━━ SOURCE RECORDS

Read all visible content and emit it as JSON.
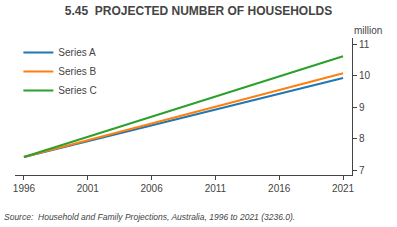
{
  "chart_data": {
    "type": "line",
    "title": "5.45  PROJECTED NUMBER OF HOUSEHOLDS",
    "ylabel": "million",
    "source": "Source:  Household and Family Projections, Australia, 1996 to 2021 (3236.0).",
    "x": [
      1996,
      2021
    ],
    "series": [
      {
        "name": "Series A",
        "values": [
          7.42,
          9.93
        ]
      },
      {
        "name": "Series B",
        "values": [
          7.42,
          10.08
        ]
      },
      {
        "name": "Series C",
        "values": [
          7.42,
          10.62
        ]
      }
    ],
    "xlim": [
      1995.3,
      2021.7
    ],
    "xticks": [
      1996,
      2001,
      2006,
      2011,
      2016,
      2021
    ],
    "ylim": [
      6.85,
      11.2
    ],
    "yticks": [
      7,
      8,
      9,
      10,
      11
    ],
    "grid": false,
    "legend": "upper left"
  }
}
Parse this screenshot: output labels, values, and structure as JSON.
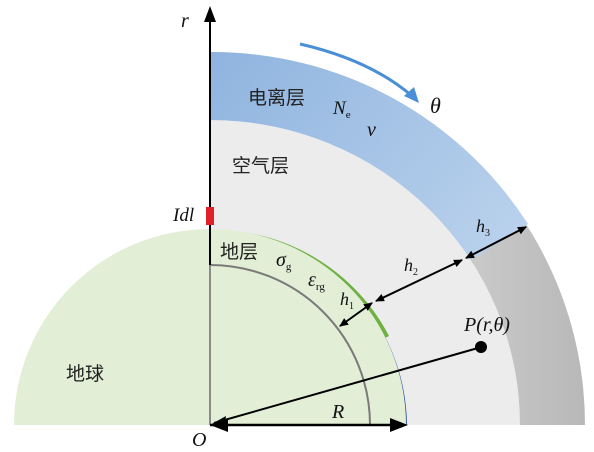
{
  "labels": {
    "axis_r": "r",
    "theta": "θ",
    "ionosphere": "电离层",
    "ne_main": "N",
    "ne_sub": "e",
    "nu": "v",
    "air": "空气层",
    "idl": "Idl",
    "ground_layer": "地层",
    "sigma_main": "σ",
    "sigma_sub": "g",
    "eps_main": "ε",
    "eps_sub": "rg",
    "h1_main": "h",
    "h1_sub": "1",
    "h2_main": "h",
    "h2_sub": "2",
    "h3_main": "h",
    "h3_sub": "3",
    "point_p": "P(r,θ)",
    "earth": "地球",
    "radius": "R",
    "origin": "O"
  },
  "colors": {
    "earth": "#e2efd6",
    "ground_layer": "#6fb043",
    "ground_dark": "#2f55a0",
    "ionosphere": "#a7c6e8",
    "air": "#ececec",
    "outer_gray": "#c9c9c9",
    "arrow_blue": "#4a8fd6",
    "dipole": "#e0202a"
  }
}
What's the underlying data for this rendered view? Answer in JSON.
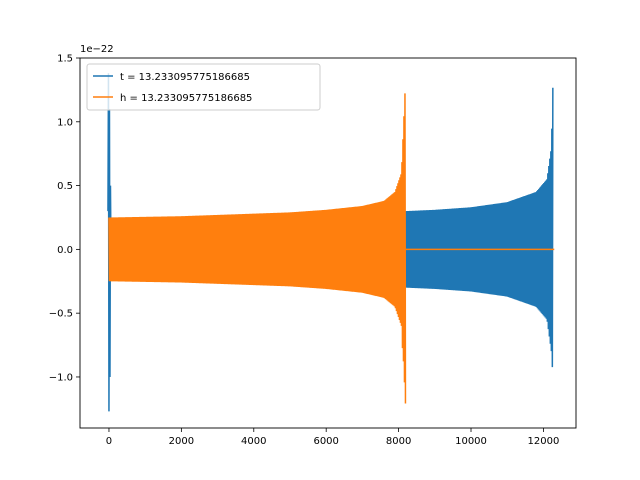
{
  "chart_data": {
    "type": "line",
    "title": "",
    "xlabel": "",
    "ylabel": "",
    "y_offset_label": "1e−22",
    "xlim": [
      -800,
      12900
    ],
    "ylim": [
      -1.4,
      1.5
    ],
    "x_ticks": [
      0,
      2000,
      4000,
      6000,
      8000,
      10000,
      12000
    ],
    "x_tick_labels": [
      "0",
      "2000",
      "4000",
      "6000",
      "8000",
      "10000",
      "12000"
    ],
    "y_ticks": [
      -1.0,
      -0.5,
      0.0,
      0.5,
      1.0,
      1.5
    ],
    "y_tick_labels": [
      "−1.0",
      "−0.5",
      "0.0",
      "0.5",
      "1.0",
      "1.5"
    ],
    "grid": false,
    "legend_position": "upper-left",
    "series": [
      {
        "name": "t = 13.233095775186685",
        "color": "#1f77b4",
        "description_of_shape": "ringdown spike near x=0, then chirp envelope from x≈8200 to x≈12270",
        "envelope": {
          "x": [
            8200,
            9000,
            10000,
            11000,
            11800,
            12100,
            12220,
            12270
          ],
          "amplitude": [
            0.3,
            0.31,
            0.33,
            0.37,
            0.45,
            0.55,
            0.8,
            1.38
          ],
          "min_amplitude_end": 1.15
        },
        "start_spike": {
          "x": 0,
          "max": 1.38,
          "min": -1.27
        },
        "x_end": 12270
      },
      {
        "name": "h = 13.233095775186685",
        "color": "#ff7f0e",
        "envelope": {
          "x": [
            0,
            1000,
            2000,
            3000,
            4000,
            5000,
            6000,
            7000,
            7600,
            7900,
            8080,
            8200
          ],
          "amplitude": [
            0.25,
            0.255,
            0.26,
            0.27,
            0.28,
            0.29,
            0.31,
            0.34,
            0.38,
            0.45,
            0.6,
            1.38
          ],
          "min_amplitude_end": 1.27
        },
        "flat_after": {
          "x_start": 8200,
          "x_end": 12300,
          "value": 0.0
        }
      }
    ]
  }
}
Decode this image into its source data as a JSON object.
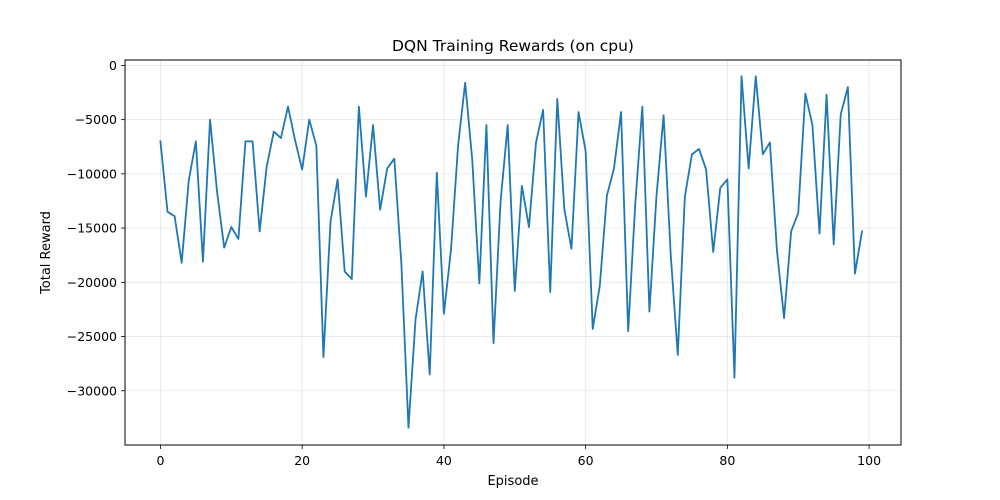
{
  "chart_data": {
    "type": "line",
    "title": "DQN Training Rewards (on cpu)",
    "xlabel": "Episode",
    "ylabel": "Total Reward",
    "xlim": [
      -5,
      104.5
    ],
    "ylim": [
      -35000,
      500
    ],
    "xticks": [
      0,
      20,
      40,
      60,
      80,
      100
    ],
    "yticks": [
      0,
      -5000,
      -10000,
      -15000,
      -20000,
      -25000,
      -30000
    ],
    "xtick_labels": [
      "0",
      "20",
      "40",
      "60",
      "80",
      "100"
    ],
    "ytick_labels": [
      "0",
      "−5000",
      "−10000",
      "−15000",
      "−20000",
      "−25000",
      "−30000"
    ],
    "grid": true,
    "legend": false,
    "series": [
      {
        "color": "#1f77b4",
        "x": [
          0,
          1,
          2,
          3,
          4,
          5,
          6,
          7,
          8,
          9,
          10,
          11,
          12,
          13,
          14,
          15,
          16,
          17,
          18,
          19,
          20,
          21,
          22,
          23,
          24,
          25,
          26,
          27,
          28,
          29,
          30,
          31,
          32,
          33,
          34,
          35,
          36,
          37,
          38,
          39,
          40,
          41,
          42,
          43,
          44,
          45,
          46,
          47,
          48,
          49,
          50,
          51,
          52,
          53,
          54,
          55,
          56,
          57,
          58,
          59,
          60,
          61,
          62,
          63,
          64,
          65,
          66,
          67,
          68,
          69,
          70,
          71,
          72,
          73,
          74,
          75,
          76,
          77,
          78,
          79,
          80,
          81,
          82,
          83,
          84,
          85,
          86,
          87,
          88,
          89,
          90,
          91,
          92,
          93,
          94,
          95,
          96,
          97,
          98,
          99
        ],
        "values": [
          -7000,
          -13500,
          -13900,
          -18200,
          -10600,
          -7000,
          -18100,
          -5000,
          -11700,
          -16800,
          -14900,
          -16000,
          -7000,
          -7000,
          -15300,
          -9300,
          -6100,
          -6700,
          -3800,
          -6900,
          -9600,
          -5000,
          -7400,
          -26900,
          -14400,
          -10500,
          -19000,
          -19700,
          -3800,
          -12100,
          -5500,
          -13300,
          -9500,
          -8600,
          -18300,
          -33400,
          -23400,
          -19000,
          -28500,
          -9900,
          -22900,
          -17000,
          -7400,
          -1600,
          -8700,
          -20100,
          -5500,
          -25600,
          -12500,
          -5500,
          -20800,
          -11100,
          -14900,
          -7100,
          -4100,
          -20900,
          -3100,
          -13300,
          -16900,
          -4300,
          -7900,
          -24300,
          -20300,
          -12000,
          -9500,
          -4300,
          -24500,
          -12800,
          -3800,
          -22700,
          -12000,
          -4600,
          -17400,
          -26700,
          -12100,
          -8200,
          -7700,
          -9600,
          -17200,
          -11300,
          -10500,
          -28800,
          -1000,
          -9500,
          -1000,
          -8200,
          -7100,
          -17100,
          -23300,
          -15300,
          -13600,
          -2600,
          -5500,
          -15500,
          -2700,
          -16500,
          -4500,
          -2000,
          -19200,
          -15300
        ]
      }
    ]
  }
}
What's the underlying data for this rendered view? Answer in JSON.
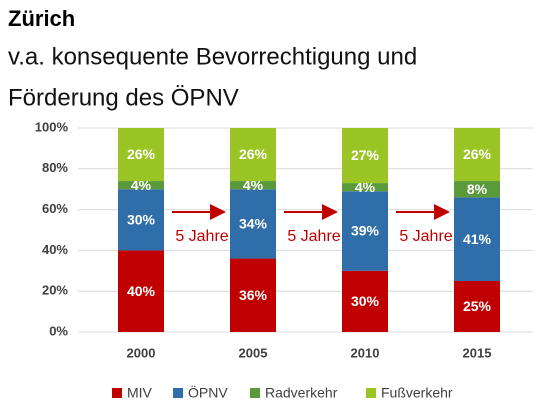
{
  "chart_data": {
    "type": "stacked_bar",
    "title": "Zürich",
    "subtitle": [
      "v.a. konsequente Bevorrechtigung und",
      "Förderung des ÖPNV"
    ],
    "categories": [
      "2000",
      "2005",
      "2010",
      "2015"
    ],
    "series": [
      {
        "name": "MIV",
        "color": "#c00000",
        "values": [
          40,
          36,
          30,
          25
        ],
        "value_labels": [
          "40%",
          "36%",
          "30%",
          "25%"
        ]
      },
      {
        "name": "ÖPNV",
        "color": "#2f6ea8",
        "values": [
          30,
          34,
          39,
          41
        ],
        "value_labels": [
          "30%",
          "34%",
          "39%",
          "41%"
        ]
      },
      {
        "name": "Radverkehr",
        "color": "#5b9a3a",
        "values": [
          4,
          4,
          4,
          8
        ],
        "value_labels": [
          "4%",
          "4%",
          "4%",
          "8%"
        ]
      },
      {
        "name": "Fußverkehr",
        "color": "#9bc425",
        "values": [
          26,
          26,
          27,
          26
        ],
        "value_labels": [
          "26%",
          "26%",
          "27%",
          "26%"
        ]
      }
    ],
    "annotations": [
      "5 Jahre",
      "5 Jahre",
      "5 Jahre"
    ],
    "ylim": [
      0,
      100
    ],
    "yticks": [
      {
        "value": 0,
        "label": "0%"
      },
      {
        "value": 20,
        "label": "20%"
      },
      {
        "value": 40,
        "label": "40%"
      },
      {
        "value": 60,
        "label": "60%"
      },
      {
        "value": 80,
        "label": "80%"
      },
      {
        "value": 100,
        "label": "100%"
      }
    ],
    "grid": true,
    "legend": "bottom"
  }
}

━━━━

→ **GIVEN TASK**: Copy all lines from the material that hold "name".

→ **THE SOLUTION**:
        "name": "Series A",
        "name": "Series B",
        "name": "Series C",
        "name": "t = 13.233095775186685",
        "name": "h = 13.233095775186685",
        "name": "MIV",
        "name": "ÖPNV",
        "name": "Radverkehr",
        "name": "Fußverkehr",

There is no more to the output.